» What you need to do: Quote every entry word for word.

**** Listed entries ****

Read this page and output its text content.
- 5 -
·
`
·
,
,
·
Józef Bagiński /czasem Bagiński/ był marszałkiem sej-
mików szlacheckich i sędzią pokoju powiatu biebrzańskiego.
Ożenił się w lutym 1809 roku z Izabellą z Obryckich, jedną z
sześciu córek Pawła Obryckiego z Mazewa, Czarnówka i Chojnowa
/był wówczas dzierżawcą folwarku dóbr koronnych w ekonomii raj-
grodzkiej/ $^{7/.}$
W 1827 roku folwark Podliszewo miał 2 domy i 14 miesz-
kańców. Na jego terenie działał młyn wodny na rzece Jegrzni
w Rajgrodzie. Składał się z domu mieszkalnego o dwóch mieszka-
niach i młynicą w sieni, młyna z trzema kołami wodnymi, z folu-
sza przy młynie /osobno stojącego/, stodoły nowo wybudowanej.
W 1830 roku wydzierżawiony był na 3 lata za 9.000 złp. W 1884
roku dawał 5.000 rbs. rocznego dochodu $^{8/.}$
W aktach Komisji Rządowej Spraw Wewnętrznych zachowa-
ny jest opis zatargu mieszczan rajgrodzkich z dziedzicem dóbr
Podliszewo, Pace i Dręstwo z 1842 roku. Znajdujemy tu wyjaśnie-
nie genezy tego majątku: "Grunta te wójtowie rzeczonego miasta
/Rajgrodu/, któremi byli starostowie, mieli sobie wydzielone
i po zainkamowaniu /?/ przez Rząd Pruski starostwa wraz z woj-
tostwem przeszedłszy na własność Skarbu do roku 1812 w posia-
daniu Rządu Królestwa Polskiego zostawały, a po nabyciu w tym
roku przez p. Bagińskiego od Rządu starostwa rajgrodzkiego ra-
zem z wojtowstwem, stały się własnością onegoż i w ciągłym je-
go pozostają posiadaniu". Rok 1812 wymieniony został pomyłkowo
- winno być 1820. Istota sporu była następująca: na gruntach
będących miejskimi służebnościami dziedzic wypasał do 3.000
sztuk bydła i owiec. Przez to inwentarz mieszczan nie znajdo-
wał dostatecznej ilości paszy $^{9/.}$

****

» Completed exercise:
Read this page and output its text content.
- 5 -
·
`
·
,
,
·
Józef Bagiński /czasem Bagiński/ był marszałkiem sej-
mików szlacheckich i sędzią pokoju powiatu biebrzańskiego.
Ożenił się w lutym 1809 roku z Izabellą z Obryckich, jedną z
sześciu córek Pawła Obryckiego z Mazewa, Czarnówka i Chojnowa
/był wówczas dzierżawcą folwarku dóbr koronnych w ekonomii raj-
grodzkiej/ $^{7/.}$
W 1827 roku folwark Podliszewo miał 2 domy i 14 miesz-
kańców. Na jego terenie działał młyn wodny na rzece Jegrzni
w Rajgrodzie. Składał się z domu mieszkalnego o dwóch mieszka-
niach i młynicą w sieni, młyna z trzema kołami wodnymi, z folu-
sza przy młynie /osobno stojącego/, stodoły nowo wybudowanej.
W 1830 roku wydzierżawiony był na 3 lata za 9.000 złp. W 1884
roku dawał 5.000 rbs. rocznego dochodu $^{8/.}$
W aktach Komisji Rządowej Spraw Wewnętrznych zachowa-
ny jest opis zatargu mieszczan rajgrodzkich z dziedzicem dóbr
Podliszewo, Pace i Dręstwo z 1842 roku. Znajdujemy tu wyjaśnie-
nie genezy tego majątku: "Grunta te wójtowie rzeczonego miasta
/Rajgrodu/, któremi byli starostowie, mieli sobie wydzielone
i po zainkamowaniu /?/ przez Rząd Pruski starostwa wraz z woj-
tostwem przeszedłszy na własność Skarbu do roku 1812 w posia-
daniu Rządu Królestwa Polskiego zostawały, a po nabyciu w tym
roku przez p. Bagińskiego od Rządu starostwa rajgrodzkiego ra-
zem z wojtowstwem, stały się własnością onegoż i w ciągłym je-
go pozostają posiadaniu". Rok 1812 wymieniony został pomyłkowo
- winno być 1820. Istota sporu była następująca: na gruntach
będących miejskimi służebnościami dziedzic wypasał do 3.000
sztuk bydła i owiec. Przez to inwentarz mieszczan nie znajdo-
wał dostatecznej ilości paszy $^{9/.}$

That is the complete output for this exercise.